* **WHAT IS REQUIRED**: The entries below should be output exactly as written.

Records

* Begin *

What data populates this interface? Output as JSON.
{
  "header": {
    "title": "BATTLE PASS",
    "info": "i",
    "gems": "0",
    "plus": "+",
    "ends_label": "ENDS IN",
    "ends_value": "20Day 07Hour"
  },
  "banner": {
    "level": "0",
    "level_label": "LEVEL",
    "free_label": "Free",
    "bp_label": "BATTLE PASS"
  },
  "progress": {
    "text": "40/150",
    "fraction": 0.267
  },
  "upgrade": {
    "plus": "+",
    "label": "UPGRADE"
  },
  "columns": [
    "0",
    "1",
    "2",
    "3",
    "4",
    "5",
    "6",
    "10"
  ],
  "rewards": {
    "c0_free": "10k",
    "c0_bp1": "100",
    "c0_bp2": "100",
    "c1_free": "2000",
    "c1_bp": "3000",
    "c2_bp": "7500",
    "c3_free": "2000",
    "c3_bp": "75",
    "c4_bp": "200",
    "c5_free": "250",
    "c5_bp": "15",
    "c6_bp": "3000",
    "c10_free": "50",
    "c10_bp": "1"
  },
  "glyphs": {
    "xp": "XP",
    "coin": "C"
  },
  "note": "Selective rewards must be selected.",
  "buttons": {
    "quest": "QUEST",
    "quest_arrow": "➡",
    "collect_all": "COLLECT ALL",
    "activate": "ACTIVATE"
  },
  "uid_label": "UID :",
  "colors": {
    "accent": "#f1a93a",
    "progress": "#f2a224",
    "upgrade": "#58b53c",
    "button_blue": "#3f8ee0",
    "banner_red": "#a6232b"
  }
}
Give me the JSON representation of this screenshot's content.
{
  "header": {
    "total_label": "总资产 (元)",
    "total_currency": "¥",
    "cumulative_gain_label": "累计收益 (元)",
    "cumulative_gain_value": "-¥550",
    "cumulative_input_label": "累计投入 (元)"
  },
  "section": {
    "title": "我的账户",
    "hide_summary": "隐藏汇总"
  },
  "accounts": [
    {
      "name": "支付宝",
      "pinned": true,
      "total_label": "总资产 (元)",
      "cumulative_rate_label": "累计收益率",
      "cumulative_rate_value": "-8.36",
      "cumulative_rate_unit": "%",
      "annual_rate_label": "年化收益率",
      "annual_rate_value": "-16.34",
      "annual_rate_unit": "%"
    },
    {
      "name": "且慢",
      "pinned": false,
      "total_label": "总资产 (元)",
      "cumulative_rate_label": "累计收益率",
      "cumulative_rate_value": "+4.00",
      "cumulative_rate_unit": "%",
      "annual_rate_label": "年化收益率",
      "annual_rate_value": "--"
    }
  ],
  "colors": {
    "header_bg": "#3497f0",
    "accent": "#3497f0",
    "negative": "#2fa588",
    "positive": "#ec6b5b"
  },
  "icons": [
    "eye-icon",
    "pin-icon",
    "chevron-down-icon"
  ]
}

* End *

* **ANSWER TO THIS TASK**:
What data populates this interface? Output as JSON.
{
  "header": {
    "title": "BATTLE PASS",
    "info": "i",
    "gems": "0",
    "plus": "+",
    "ends_label": "ENDS IN",
    "ends_value": "20Day 07Hour"
  },
  "banner": {
    "level": "0",
    "level_label": "LEVEL",
    "free_label": "Free",
    "bp_label": "BATTLE PASS"
  },
  "progress": {
    "text": "40/150",
    "fraction": 0.267
  },
  "upgrade": {
    "plus": "+",
    "label": "UPGRADE"
  },
  "columns": [
    "0",
    "1",
    "2",
    "3",
    "4",
    "5",
    "6",
    "10"
  ],
  "rewards": {
    "c0_free": "10k",
    "c0_bp1": "100",
    "c0_bp2": "100",
    "c1_free": "2000",
    "c1_bp": "3000",
    "c2_bp": "7500",
    "c3_free": "2000",
    "c3_bp": "75",
    "c4_bp": "200",
    "c5_free": "250",
    "c5_bp": "15",
    "c6_bp": "3000",
    "c10_free": "50",
    "c10_bp": "1"
  },
  "glyphs": {
    "xp": "XP",
    "coin": "C"
  },
  "note": "Selective rewards must be selected.",
  "buttons": {
    "quest": "QUEST",
    "quest_arrow": "➡",
    "collect_all": "COLLECT ALL",
    "activate": "ACTIVATE"
  },
  "uid_label": "UID :",
  "colors": {
    "accent": "#f1a93a",
    "progress": "#f2a224",
    "upgrade": "#58b53c",
    "button_blue": "#3f8ee0",
    "banner_red": "#a6232b"
  }
}
Give me the JSON representation of this screenshot's content.
{
  "header": {
    "total_label": "总资产 (元)",
    "total_currency": "¥",
    "cumulative_gain_label": "累计收益 (元)",
    "cumulative_gain_value": "-¥550",
    "cumulative_input_label": "累计投入 (元)"
  },
  "section": {
    "title": "我的账户",
    "hide_summary": "隐藏汇总"
  },
  "accounts": [
    {
      "name": "支付宝",
      "pinned": true,
      "total_label": "总资产 (元)",
      "cumulative_rate_label": "累计收益率",
      "cumulative_rate_value": "-8.36",
      "cumulative_rate_unit": "%",
      "annual_rate_label": "年化收益率",
      "annual_rate_value": "-16.34",
      "annual_rate_unit": "%"
    },
    {
      "name": "且慢",
      "pinned": false,
      "total_label": "总资产 (元)",
      "cumulative_rate_label": "累计收益率",
      "cumulative_rate_value": "+4.00",
      "cumulative_rate_unit": "%",
      "annual_rate_label": "年化收益率",
      "annual_rate_value": "--"
    }
  ],
  "colors": {
    "header_bg": "#3497f0",
    "accent": "#3497f0",
    "negative": "#2fa588",
    "positive": "#ec6b5b"
  },
  "icons": [
    "eye-icon",
    "pin-icon",
    "chevron-down-icon"
  ]
}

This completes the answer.